:: QUELLENAUSZUG
Der freiheitliche EU-Abgeordnete Gerald Hauser warnt vor den unkalkulierbaren Risiken der sogenannten Gain-of-Function-Forschung. Anlass sind brisante Aussagen des früheren CDC-Direktors Robert Redfield, der den Ursprung von SARS-CoV-2 mit hoher Wahrscheinlichkeit in einem Labor verortet – und nicht in der Natur.
Hauser verweist darauf, dass Redfield bereits 2021 nach Auswertung erster Daten zu dem Schluss kam, dass die außergewöhnlich effiziente Mensch-zu-Mensch-Übertragung von SARS-CoV-2 kaum mit einer natürlichen Evolution vereinbar sei. Vielmehr deute vieles auf gezielte Manipulationen im Rahmen der Gain-of-Function-Forschung hin.
::::
:: DATENÜBERSICHT
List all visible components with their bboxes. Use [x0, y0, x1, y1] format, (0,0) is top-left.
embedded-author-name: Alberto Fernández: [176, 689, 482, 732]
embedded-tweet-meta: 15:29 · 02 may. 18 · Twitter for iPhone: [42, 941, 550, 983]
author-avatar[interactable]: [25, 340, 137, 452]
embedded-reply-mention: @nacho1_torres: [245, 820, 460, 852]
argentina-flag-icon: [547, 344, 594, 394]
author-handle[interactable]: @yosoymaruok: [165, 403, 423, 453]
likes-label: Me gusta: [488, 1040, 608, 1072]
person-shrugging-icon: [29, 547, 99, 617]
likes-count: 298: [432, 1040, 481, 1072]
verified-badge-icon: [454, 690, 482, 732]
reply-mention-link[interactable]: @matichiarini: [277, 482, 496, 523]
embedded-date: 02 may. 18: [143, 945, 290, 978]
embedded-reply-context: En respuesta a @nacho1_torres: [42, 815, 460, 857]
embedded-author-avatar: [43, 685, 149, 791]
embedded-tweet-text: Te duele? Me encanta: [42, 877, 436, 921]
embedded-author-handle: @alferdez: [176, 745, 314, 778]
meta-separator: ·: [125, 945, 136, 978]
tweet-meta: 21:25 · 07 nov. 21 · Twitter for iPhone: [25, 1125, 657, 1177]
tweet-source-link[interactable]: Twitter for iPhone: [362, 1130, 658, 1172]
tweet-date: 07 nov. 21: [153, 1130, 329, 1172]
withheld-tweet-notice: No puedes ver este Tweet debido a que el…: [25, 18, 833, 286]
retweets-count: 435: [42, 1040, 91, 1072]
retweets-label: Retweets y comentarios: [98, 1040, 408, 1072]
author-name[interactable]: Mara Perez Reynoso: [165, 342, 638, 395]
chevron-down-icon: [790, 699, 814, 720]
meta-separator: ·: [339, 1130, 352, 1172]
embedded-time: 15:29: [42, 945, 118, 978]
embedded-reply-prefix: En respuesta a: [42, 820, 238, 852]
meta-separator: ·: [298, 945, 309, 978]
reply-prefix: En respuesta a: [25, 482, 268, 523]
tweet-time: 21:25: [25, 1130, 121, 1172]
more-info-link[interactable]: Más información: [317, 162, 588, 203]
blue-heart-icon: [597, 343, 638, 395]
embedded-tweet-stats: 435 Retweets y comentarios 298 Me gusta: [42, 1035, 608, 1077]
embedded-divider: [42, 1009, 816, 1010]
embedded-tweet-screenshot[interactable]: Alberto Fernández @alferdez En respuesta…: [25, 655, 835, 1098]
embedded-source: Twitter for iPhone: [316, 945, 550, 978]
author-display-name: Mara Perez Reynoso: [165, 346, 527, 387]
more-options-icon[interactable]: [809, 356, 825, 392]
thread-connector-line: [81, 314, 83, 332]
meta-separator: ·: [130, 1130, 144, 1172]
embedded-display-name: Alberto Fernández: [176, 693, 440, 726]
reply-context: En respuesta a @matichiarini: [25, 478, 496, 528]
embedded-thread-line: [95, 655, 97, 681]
::::
§ **AUFGABENSTELLUNG**:
• a. Fasse den Quellenauszug in zwei Sätzen zusammen.
• b. Nenne alle Wörter im Quellenauszug, die einen Bindestrich enthalten, jedes nur einmal und in der Form, in der es dort vorkommt.
Das Material spielt hierfür keine Rolle.

§ **LÖSUNGEN**:
• a. Der freiheitliche EU-Abgeordnete Gerald Hauser warnt vor den unkalkulierbaren Risiken der Gain-of-Function-Forschung. Anlass sind Aussagen des früheren CDC-Direktors Robert Redfield, der schon 2021 folgerte, dass die außergewöhnlich effiziente Mensch-zu-Mensch-Übertragung von SARS-CoV-2 kaum mit natürlicher Evolution vereinbar sei und den Ursprung des Virus mit hoher Wahrscheinlichkeit in einem Labor verortet.

• b. EU-Abgeordnete, Gain-of-Function-Forschung, CDC-Direktors, SARS-CoV-2, Mensch-zu-Mensch-Übertragung